§ **Set tasks**
1/ Sum up the blog post on the flash card kata in two sentences.
2/ Using the blog post on the flash card kata, decide whether each statement agrees with it. Answer yes or no, and quote the words of the post that decide it.
(a) In the post, -1 stands in for nil as an integer.
(b) The post's own code for the kata is written in C#.
(c) The post calls the first passing solution ugly because it ties the test to the solution.
3/ Continue the blog post on the flash card kata from its last sentence.

§ **Source text**
---*---

Friday, February 4, 2011

This Blog has Moved.

I won't be posting here anymore.  My new blog is at http://cleancoder.posterous.com/.

Flash Cards: T-P Premise

I read a nice blog today exploring the Transformation Priority Premise using the flash card kata. The author did it in both lisp and C#. Let’s try it in Java.

The flash card kata is pretty straightforward. Given a set of questions and answers, ask the user each question and solicit an answer. If the answer is correct, say so and count it. If the answer is wrong show the correct answer and count the error. At the end, print the number of right and wrong answers.

The first test is wonderfully simple. Given an empty list of questions and answers, end the game immediately with a summary showing nothing right and nothing wrong.

We begin with an empty test which passes:

public class flashCardTest { @Test public void degenerateGame() throws Exception { } }

We get the test to fail by asserting the answer we want and by doing a couple of ({}–>nil) transforms. (In this case -1 is the integer equivalent of nil, e.g. a degenerate value)

public class FlashCardTest { @Test public void rightAndWrongShouldBeZeroIfGamePlayedWithNoCards() { List emptyList = new ArrayList(); playGame(emptyList); assertEquals(0, rightAnswers()); assertEquals(0, wrongAnswers()); }  private int wrongAnswers() { return -1; }  private int rightAnswers() { return -1; }  private void playGame(List flashCards) { } }

To get this to pass just need to do some (nil->constant) transforms.

private int wrongAnswers() { return 0; }  private int rightAnswers() { return 0; }

This solution is a bit ugly since it couples the test and the solution. So let’s refactor to create a class.

public class FlashCardTest { @Test public void rightAndWrongShouldBeZeroIfGamePlayedWithNoCards() { FlashCardGame flashCardGame = new FlashCardGame(); List emptyList = new ArrayList();  flashCardGame.playGame(emptyList);  assertEquals(0, flashCardGame.rightAnswers()); assertEquals(0, flashCardGame.wrongAnswers()); } }

public class FlashCardGame { public FlashCardGame() { }  int wrongAnswers() { return 0; }  int rightAnswers() { return 0; }  void playGame(List flashCards) { } }

For the next test, lets try a game with a single flash card, that the user gets right.

@Test public void rightShouldBeOneIfOneRightAnswer() { FlashCard card = new FlashCard("Q", "A"); List cards = new ArrayList(); cards.add(card);  flashCardGame.playGame(cards); assertEquals(1, flashCardGame.rightAnswers()); assertEquals(0, flashCardGame.wrongAnswers()); }

This fails of course. We can make it pass by simply incrementing the right count in playGame if the list of cards is not zero. This is a (unconditional->if) transform. That, plus a little refactoring gives us:

public class FlashCardGame { private int rightAnswers;  public FlashCardGame() { }  int getWrongAnswers() { return 0; }  int getRightAnswers() { return rightAnswers; }  void playGame(List flashCards, FlashCardTest answerer) { if (flashCards.size() != 0) rightAnswers++; } }

OK, so let’s try a wrong answer.

---*---

§ **Information supplied**
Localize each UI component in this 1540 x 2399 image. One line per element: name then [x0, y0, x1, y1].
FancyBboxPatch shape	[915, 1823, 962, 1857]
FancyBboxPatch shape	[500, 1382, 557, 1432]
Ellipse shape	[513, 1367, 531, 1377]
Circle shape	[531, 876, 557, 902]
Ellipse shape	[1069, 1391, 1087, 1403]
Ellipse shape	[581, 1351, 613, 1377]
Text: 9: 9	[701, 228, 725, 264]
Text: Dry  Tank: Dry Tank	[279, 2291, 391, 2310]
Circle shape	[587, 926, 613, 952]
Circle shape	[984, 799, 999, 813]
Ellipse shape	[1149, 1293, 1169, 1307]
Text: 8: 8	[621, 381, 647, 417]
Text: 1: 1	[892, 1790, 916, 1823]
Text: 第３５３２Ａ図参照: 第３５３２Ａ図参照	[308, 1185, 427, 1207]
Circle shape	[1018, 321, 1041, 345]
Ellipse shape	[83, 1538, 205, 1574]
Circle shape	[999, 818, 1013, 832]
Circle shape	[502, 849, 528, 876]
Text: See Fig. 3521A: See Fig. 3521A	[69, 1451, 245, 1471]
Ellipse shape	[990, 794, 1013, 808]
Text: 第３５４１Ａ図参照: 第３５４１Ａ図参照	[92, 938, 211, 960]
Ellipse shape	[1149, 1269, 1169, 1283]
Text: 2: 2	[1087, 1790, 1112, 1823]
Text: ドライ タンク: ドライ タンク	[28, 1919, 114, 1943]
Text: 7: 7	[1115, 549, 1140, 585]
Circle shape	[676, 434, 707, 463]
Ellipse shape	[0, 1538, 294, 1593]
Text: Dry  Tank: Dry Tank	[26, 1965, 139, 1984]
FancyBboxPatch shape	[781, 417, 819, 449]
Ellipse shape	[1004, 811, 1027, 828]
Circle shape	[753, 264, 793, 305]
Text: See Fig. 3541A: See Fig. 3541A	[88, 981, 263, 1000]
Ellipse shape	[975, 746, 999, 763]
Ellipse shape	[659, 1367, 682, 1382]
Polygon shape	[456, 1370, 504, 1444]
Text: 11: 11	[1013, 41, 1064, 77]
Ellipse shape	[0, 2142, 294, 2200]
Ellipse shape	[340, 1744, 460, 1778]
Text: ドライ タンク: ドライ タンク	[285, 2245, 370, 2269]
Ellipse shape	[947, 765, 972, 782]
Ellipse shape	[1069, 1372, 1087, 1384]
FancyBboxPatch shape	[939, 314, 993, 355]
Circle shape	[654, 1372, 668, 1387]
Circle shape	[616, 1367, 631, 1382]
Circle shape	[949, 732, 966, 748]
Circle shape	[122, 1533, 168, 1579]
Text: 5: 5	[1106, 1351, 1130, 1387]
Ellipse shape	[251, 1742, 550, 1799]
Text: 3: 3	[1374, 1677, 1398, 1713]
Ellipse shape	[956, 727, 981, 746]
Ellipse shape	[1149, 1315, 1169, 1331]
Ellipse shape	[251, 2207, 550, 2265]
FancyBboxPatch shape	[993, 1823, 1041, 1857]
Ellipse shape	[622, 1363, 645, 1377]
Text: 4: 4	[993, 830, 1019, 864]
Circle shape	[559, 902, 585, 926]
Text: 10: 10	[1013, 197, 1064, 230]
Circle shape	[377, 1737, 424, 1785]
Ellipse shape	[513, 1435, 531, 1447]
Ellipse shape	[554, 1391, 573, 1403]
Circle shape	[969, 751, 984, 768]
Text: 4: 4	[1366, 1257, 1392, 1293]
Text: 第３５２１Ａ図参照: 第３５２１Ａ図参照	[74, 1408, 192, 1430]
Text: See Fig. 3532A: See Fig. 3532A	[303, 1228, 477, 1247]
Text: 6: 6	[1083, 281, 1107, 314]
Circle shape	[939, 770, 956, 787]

---*---

§ **Replies**
1/ The post works the flash card kata in Java with the Transformation Priority Premise, after pointing to a blog that did it in lisp and C#. It passes a first test for a game with no cards through (nil->constant) transforms, refactors the code into a FlashCardGame class, and then passes a test with one right answer through an (unconditional->if) transform.

2/
(a) Yes: "In this case -1 is the integer equivalent of nil, e.g. a degenerate value"
(b) No: "The author did it in both lisp and C#. Let’s try it in Java."
(c) Yes: "This solution is a bit ugly since it couples the test and the solution."

3/
@Test public void wrongShouldBeOneIfOneWrongAnswer() { FlashCard card = new FlashCard("QW", "A"); List cards = new ArrayList(); cards.add(card);  flashCardGame.playGame(cards); assertEquals(0, flashCardGame.getRightAnswers()); assertEquals(1, flashCardGame.getWrongAnswers()); }  public String answerQuestion(String question) { if (question.equals("QR")) return "A"; else return "W"; }

This forced us to create the answerQuestion function that pretends to be a user answering questions. If you pass in “QR” you get the right answer “A”. If you pass in “QW” you get the wrong answer “W”. To get this test to pass we’re going to have to get this function called by playGame. We can do this by passing the test along in an argument using the Change Signature refactoring. Then we can use a (unconditional->if) transform to check the value of our new function.

Of course this is hideous, so we need to refactor alot.

Now let’s do two questions, one right and one wrong.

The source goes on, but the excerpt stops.